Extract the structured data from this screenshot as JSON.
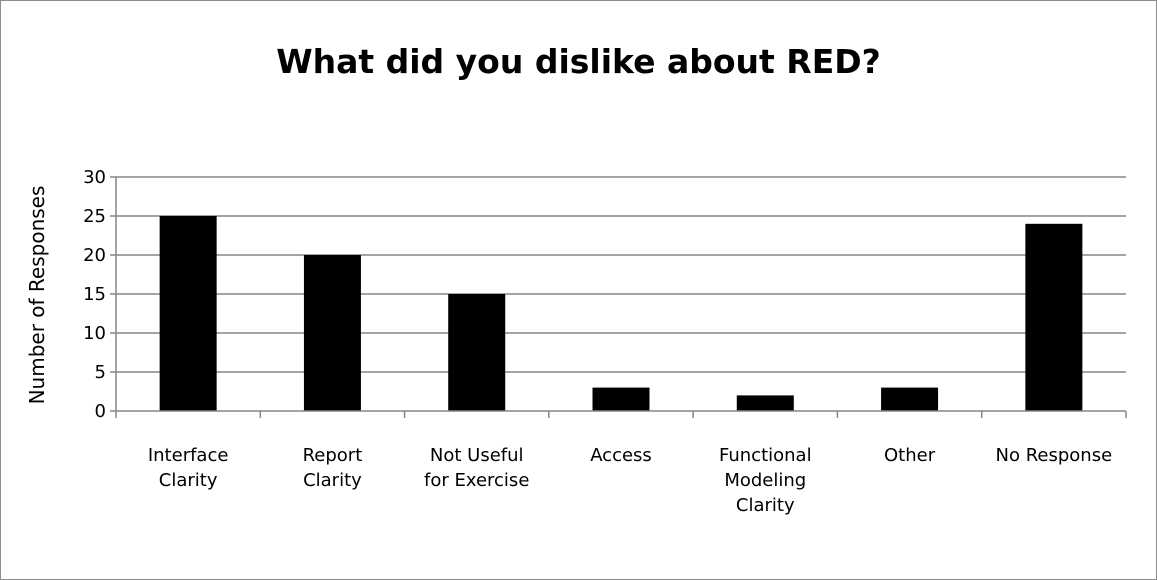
{
  "chart_data": {
    "type": "bar",
    "title": "What did you dislike about RED?",
    "xlabel": "",
    "ylabel": "Number of Responses",
    "categories": [
      [
        "Interface",
        "Clarity"
      ],
      [
        "Report",
        "Clarity"
      ],
      [
        "Not Useful",
        "for Exercise"
      ],
      [
        "Access"
      ],
      [
        "Functional",
        "Modeling",
        "Clarity"
      ],
      [
        "Other"
      ],
      [
        "No Response"
      ]
    ],
    "values": [
      25,
      20,
      15,
      3,
      2,
      3,
      24
    ],
    "ylim": [
      0,
      30
    ],
    "yticks": [
      0,
      5,
      10,
      15,
      20,
      25,
      30
    ],
    "grid": true,
    "legend": "none",
    "bar_color": "#000000",
    "grid_color": "#868686"
  }
}
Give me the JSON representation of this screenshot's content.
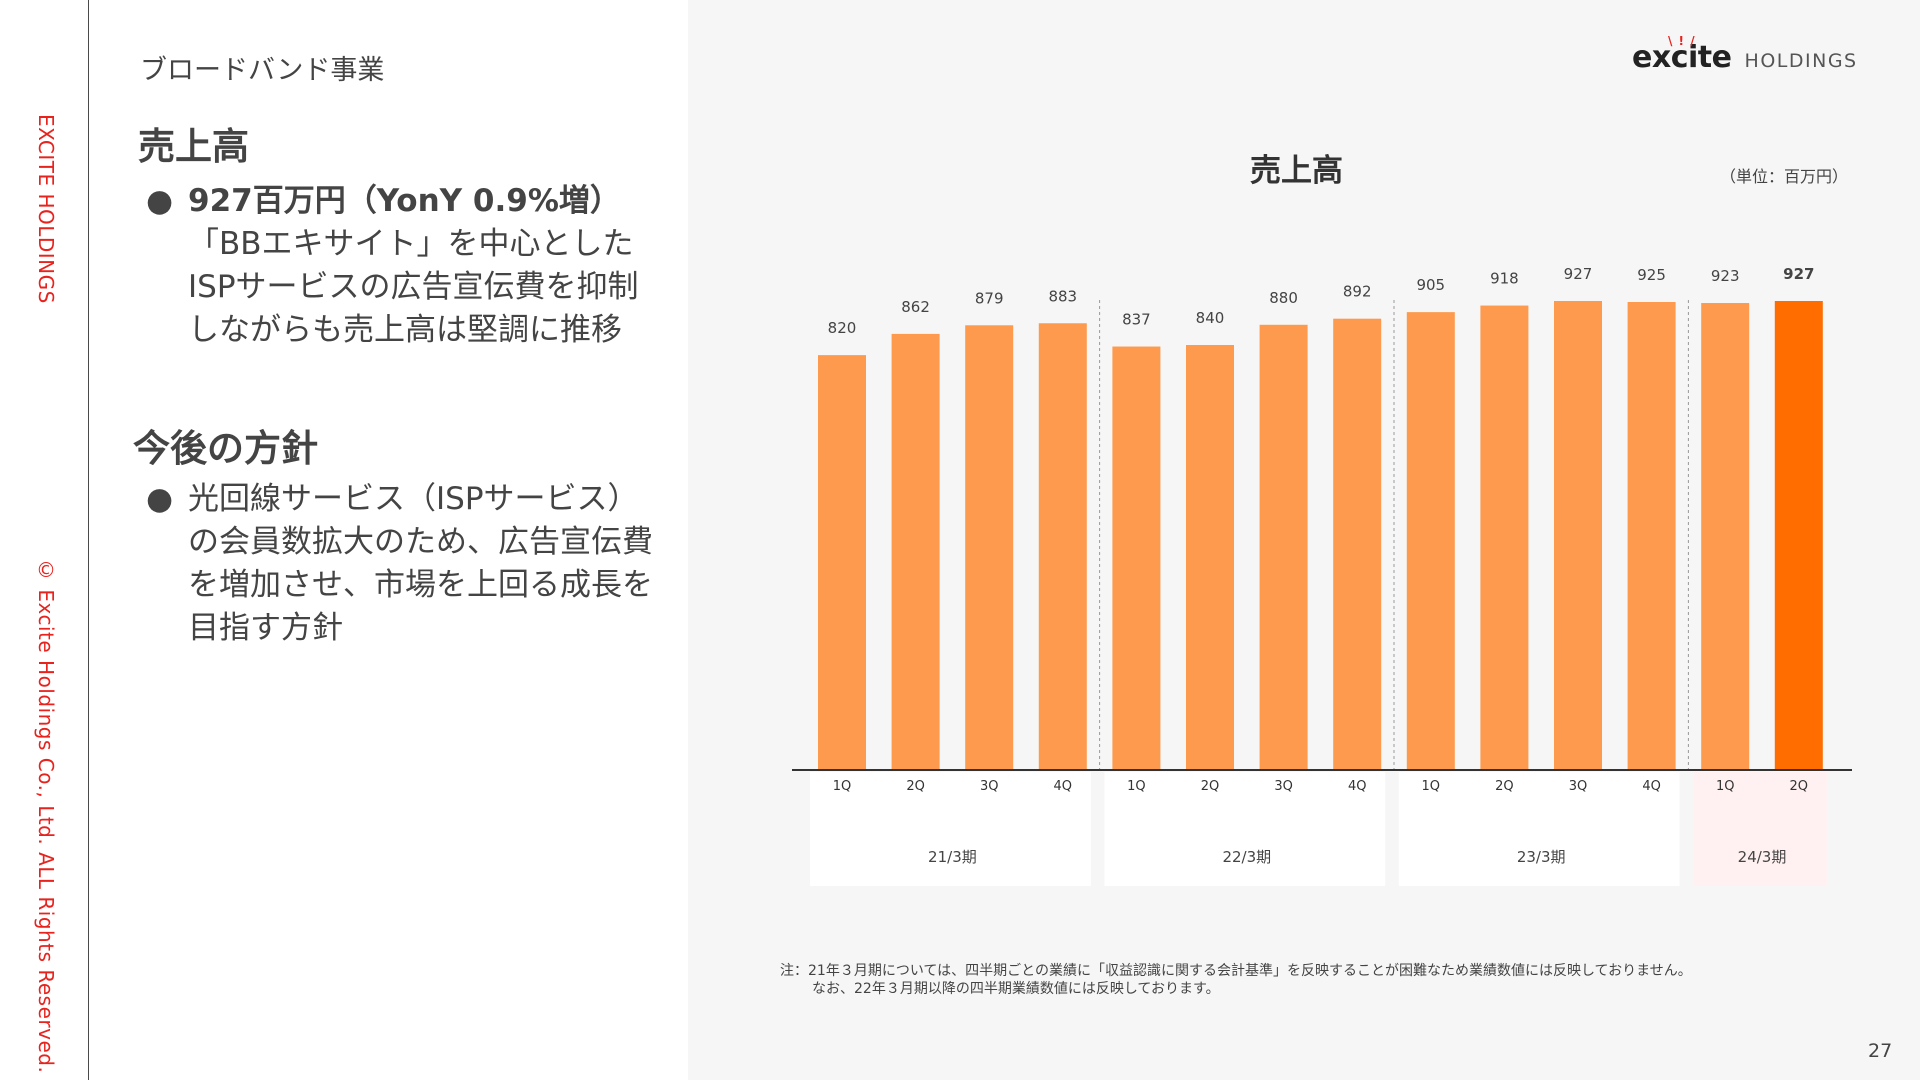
{
  "sidebar": {
    "company": "EXCITE HOLDINGS",
    "copyright": "© Excite Holdings Co., Ltd. ALL Rights Reserved."
  },
  "section_label": "ブロードバンド事業",
  "sales": {
    "heading": "売上高",
    "bullet_strong": "927百万円（YonY 0.9%増）",
    "bullet_lines": [
      "「BBエキサイト」を中心とした",
      "ISPサービスの広告宣伝費を抑制",
      "しながらも売上高は堅調に推移"
    ]
  },
  "policy": {
    "heading": "今後の方針",
    "bullet_lines": [
      "光回線サービス（ISPサービス）",
      "の会員数拡大のため、広告宣伝費",
      "を増加させ、市場を上回る成長を",
      "目指す方針"
    ]
  },
  "logo": {
    "word": "excite",
    "sub": "HOLDINGS"
  },
  "colors": {
    "bar": "#fd9a4d",
    "bar_highlight": "#ff6d00",
    "accent_red": "#e8231e",
    "highlight_group_bg": "#fff1f1"
  },
  "chart_data": {
    "type": "bar",
    "title": "売上高",
    "unit": "（単位：百万円）",
    "categories": [
      "1Q",
      "2Q",
      "3Q",
      "4Q",
      "1Q",
      "2Q",
      "3Q",
      "4Q",
      "1Q",
      "2Q",
      "3Q",
      "4Q",
      "1Q",
      "2Q"
    ],
    "groups": [
      {
        "label": "21/3期",
        "count": 4
      },
      {
        "label": "22/3期",
        "count": 4
      },
      {
        "label": "23/3期",
        "count": 4
      },
      {
        "label": "24/3期",
        "count": 2,
        "highlight": true
      }
    ],
    "values": [
      820,
      862,
      879,
      883,
      837,
      840,
      880,
      892,
      905,
      918,
      927,
      925,
      923,
      927
    ],
    "highlight_index": 13,
    "ylim": [
      0,
      927
    ],
    "grid": false,
    "legend": "none"
  },
  "note": {
    "line1": "注：21年３月期については、四半期ごとの業績に「収益認識に関する会計基準」を反映することが困難なため業績数値には反映しておりません。",
    "line2": "なお、22年３月期以降の四半期業績数値には反映しております。"
  },
  "page_number": "27"
}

Directions: Look through the records and gather every line containing "JSON".

Result of this exercise:
Extract the structured data from this screenshot as JSON.
Give me the JSON representation of this screenshot's content.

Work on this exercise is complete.